[Problem requirements] Output each entry verbatim and exclude every picture from it.

— begin —

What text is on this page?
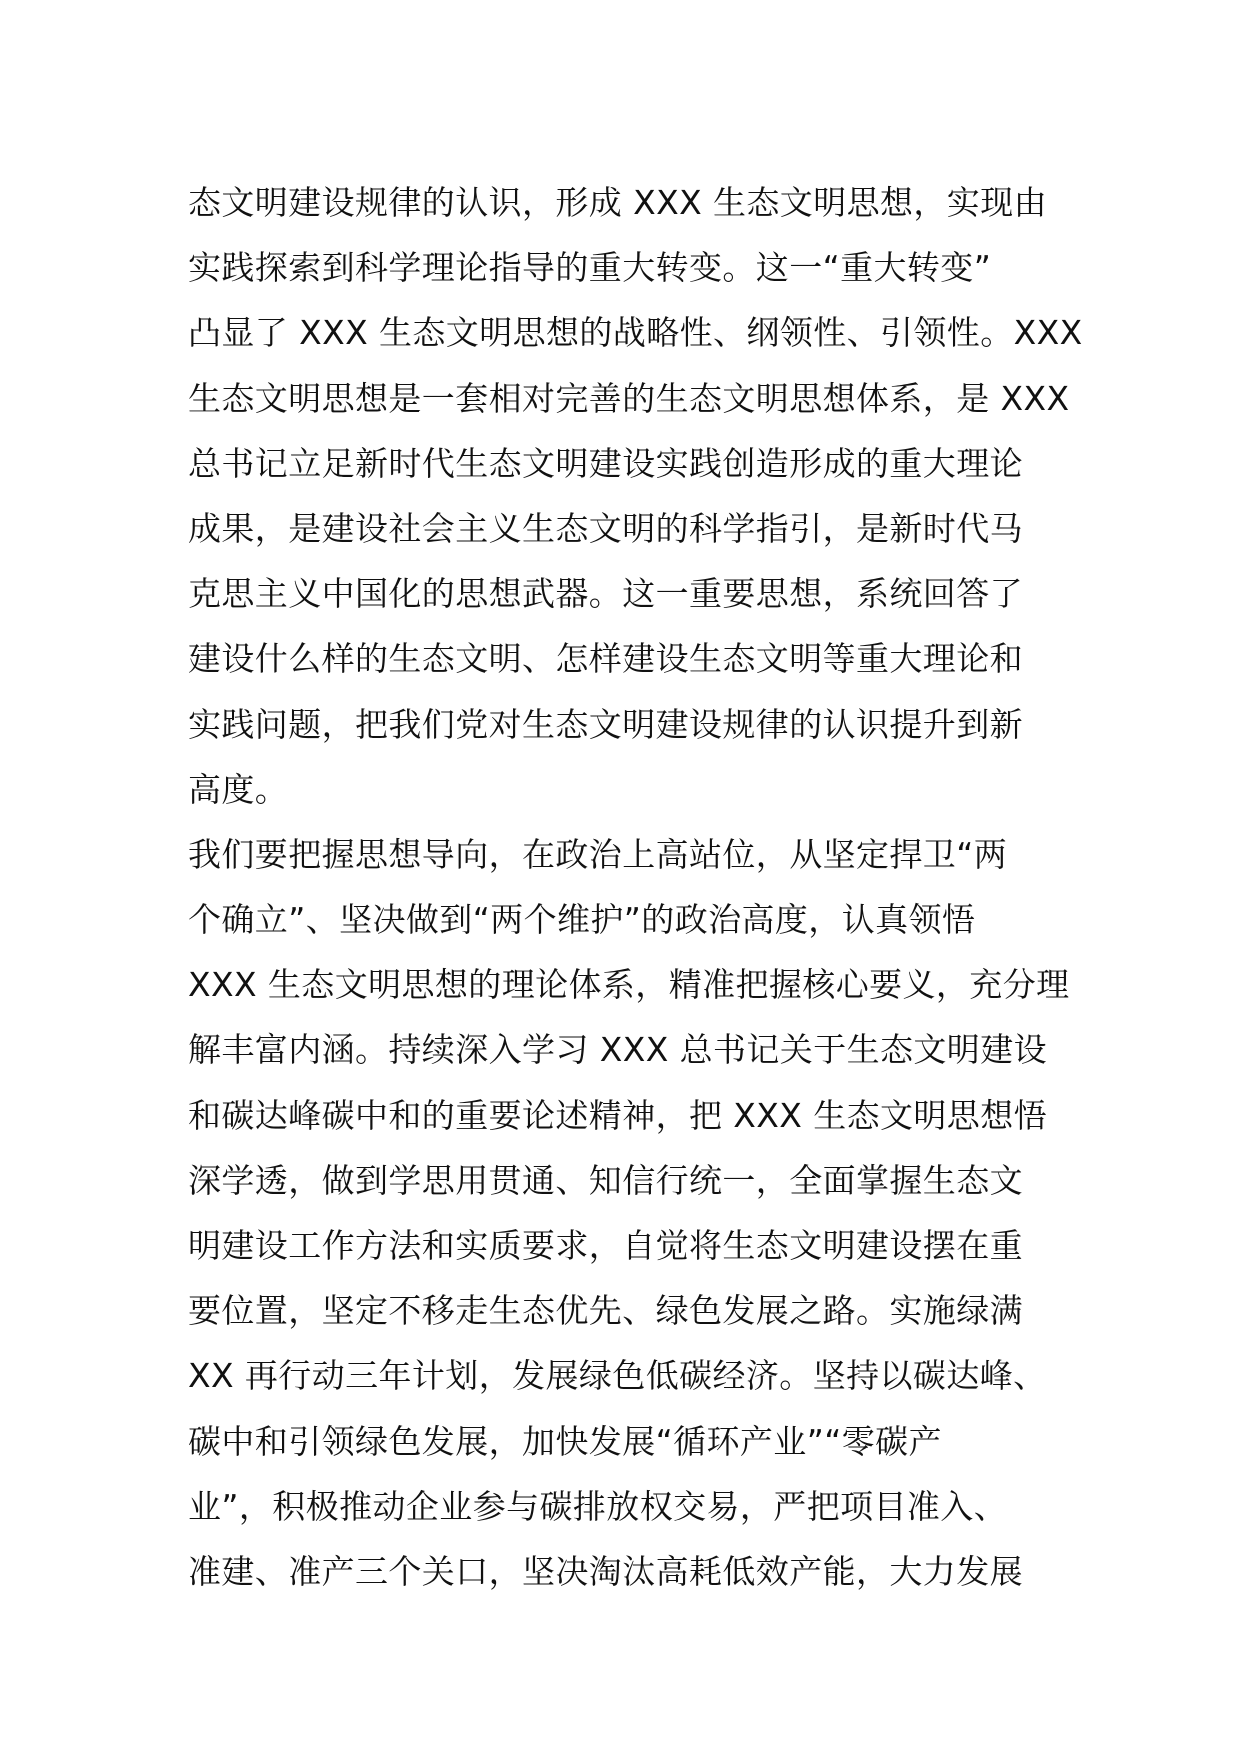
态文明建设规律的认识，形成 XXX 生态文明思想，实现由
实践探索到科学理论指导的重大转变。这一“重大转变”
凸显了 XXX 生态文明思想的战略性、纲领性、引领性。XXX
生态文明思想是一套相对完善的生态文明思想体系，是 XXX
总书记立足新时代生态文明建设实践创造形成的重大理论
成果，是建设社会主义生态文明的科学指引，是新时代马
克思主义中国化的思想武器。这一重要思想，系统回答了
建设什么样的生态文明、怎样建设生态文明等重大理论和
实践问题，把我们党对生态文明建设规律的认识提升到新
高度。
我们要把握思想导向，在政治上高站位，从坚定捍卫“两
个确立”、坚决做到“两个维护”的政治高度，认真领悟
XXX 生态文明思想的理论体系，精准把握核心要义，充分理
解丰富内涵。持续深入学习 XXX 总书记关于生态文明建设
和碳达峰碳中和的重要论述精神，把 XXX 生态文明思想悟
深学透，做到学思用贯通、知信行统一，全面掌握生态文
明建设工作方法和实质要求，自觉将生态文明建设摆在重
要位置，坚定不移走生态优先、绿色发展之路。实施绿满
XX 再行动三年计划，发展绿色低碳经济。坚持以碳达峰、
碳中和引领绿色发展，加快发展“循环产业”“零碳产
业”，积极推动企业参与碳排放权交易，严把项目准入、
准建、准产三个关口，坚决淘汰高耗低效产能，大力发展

— end —

[Output for this exercise]
What text is on this page?
态文明建设规律的认识，形成 XXX 生态文明思想，实现由
实践探索到科学理论指导的重大转变。这一“重大转变”
凸显了 XXX 生态文明思想的战略性、纲领性、引领性。XXX
生态文明思想是一套相对完善的生态文明思想体系，是 XXX
总书记立足新时代生态文明建设实践创造形成的重大理论
成果，是建设社会主义生态文明的科学指引，是新时代马
克思主义中国化的思想武器。这一重要思想，系统回答了
建设什么样的生态文明、怎样建设生态文明等重大理论和
实践问题，把我们党对生态文明建设规律的认识提升到新
高度。
我们要把握思想导向，在政治上高站位，从坚定捍卫“两
个确立”、坚决做到“两个维护”的政治高度，认真领悟
XXX 生态文明思想的理论体系，精准把握核心要义，充分理
解丰富内涵。持续深入学习 XXX 总书记关于生态文明建设
和碳达峰碳中和的重要论述精神，把 XXX 生态文明思想悟
深学透，做到学思用贯通、知信行统一，全面掌握生态文
明建设工作方法和实质要求，自觉将生态文明建设摆在重
要位置，坚定不移走生态优先、绿色发展之路。实施绿满
XX 再行动三年计划，发展绿色低碳经济。坚持以碳达峰、
碳中和引领绿色发展，加快发展“循环产业”“零碳产
业”，积极推动企业参与碳排放权交易，严把项目准入、
准建、准产三个关口，坚决淘汰高耗低效产能，大力发展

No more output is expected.